RECORDS PROVIDED
- - - - -

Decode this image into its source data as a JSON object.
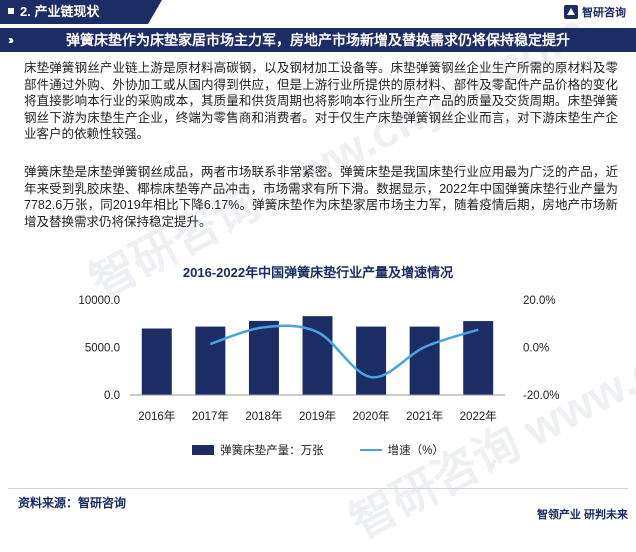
{
  "section": {
    "title": "2. 产业链现状"
  },
  "logo": {
    "text": "智研咨询"
  },
  "banner": {
    "title": "弹簧床垫作为床垫家居市场主力军，房地产市场新增及替换需求仍将保持稳定提升"
  },
  "paragraphs": [
    "床垫弹簧钢丝产业链上游是原材料高碳钢，以及钢材加工设备等。床垫弹簧钢丝企业生产所需的原材料及零部件通过外购、外协加工或从国内得到供应，但是上游行业所提供的原材料、部件及零配件产品价格的变化将直接影响本行业的采购成本，其质量和供货周期也将影响本行业所生产产品的质量及交货周期。床垫弹簧钢丝下游为床垫生产企业，终端为零售商和消费者。对于仅生产床垫弹簧钢丝企业而言，对下游床垫生产企业客户的依赖性较强。",
    "弹簧床垫是床垫弹簧钢丝成品，两者市场联系非常紧密。弹簧床垫是我国床垫行业应用最为广泛的产品，近年来受到乳胶床垫、椰棕床垫等产品冲击，市场需求有所下滑。数据显示，2022年中国弹簧床垫行业产量为7782.6万张，同2019年相比下降6.17%。弹簧床垫作为床垫家居市场主力军，随着疫情后期，房地产市场新增及替换需求仍将保持稳定提升。"
  ],
  "chart_data": {
    "type": "bar",
    "title": "2016-2022年中国弹簧床垫行业产量及增速情况",
    "categories": [
      "2016年",
      "2017年",
      "2018年",
      "2019年",
      "2020年",
      "2021年",
      "2022年"
    ],
    "series": [
      {
        "name": "弹簧床垫产量：万张",
        "type": "bar",
        "axis": "left",
        "color": "#1c2d66",
        "values": [
          7000,
          7200,
          7800,
          8300,
          7200,
          7200,
          7783
        ]
      },
      {
        "name": "增速（%）",
        "type": "line",
        "axis": "right",
        "color": "#4aa3df",
        "values": [
          null,
          1.5,
          8.5,
          6.5,
          -12.5,
          0.2,
          7.5
        ]
      }
    ],
    "y_left": {
      "ticks": [
        "0.0",
        "5000.0",
        "10000.0"
      ],
      "range": [
        0,
        10000
      ]
    },
    "y_right": {
      "ticks": [
        "-20.0%",
        "0.0%",
        "20.0%"
      ],
      "range": [
        -20,
        20
      ]
    },
    "legend_position": "bottom"
  },
  "source": {
    "text": "资料来源：智研咨询"
  },
  "footer": {
    "brand": "智领产业 研判未来"
  }
}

- - - - -

GIVEN REQUEST
Pick each line holding the word "title" out of the data and copy it.

ANSWER FOR THIS EXERCISE
    "title": "2. 产业链现状"
    "title": "弹簧床垫作为床垫家居市场主力军，房地产市场新增及替换需求仍将保持稳定提升"
    "title": "2016-2022年中国弹簧床垫行业产量及增速情况",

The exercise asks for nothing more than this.